** Written task **
Please print, word for word, the part of the forum post about returning a puppy starting with "The worst thing" and going on through "and his chewy.".

# Puppy Switch - A hard but right decision



## BeckyM (Nov 22, 2013)

Well, after 3 weeks with Bingo in our lives, I had to make the hard decision to return him to the breeder and choose another puppy. 
I wanted a puppy/dog as a companion when my husband is working long hours and a friend for my children. Well, Bingo wasn't built that way. He was an extremely active, VERY confident dog who didn't really "need" us. His jumping and biting at the children got so bad that they stayed upstairs to avoid him. Corrections led to him lunging at us to bite again. Ignoring him led to him jumping up and biting our knees. He started stalking toys and even stalked me once. We'll be getting laying hens soon and I knew that having chickens around him was going to be a bad thing. 
The worst thing was that he didn't enjoy being petted and loved on. He'd nip and squirm to get away. He liked to sleep in a different room instead of near us when we'd watch TV at night. He hated being in his crate or penned up in any way and would bark for 30 minutes straight if confined. 
He also started picking and choosing when to do his "tricks" depending on if I had a good enough treat or if he was interested. 

I realized that we just weren't the right family for Bingo. I'm sure there's a more experienced family out there that can give him what he needs. The breeder was fantastic and asked us to bring him back asap so the bad habits he was picking up wouldn't continue. 

It was sad saying goodbye to him because part of me feels like I failed him. She assured me that she'll be able to find him the right home. I left him with his favorite toy and his chewy.

** Material shown **
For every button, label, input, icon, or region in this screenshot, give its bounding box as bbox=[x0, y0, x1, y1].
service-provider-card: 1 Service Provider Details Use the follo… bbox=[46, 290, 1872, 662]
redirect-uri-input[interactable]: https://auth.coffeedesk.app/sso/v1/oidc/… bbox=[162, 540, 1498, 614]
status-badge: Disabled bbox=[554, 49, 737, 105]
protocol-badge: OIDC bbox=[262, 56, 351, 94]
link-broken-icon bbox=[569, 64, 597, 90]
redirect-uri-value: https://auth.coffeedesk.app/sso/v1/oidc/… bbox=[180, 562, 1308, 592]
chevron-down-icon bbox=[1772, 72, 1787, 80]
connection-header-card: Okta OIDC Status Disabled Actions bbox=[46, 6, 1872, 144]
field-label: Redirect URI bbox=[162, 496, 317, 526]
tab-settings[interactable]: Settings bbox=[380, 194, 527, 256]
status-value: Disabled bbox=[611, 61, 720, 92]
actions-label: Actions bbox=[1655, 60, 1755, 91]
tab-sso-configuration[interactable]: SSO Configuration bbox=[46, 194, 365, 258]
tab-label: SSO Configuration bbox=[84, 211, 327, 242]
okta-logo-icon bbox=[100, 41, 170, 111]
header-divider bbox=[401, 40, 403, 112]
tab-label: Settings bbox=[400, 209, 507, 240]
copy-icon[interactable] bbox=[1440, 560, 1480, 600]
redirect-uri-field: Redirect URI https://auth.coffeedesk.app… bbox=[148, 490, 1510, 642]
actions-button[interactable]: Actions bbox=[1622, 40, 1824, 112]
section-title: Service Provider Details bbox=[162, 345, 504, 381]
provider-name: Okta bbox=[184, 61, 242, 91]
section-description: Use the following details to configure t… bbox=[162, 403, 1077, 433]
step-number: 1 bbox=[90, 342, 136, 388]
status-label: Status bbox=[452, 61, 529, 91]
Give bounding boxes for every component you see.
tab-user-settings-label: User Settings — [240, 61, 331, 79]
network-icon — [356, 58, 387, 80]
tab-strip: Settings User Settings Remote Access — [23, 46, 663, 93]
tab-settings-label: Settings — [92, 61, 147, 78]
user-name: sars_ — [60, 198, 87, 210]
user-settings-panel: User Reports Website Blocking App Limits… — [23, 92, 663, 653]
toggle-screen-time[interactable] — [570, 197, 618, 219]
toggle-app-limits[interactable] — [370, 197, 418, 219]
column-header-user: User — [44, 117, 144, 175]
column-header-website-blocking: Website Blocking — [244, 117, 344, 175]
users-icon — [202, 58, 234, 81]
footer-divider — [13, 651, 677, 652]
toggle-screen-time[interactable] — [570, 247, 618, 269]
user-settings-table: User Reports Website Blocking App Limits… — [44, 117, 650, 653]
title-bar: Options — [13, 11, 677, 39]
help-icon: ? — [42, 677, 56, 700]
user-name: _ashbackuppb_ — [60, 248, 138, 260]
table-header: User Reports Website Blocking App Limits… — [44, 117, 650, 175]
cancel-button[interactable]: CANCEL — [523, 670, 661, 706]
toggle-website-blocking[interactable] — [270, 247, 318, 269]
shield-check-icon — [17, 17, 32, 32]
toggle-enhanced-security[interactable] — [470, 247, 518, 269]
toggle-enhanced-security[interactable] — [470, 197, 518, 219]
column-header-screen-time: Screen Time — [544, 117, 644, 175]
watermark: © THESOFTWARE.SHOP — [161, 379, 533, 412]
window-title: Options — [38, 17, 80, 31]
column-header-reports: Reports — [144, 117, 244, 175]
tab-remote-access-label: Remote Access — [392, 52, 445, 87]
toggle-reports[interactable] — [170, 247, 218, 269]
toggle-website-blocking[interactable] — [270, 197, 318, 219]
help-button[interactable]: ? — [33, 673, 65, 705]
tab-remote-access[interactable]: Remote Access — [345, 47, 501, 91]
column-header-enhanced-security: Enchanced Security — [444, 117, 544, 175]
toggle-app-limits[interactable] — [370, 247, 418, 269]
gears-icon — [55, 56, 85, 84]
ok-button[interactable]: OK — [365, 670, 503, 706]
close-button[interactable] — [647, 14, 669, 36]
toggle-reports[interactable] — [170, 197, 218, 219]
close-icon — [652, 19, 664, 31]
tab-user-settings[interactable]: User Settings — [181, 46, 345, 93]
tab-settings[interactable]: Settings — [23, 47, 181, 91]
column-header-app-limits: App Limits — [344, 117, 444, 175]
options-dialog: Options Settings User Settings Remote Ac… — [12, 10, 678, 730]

** Exercise result **
The worst thing was that he didn't enjoy being petted and loved on. He'd nip and squirm to get away. He liked to sleep in a different room instead of near us when we'd watch TV at night. He hated being in his crate or penned up in any way and would bark for 30 minutes straight if confined. 
He also started picking and choosing when to do his "tricks" depending on if I had a good enough treat or if he was interested. 

I realized that we just weren't the right family for Bingo. I'm sure there's a more experienced family out there that can give him what he needs. The breeder was fantastic and asked us to bring him back asap so the bad habits he was picking up wouldn't continue. 

It was sad saying goodbye to him because part of me feels like I failed him. She assured me that she'll be able to find him the right home. I left him with his favorite toy and his chewy.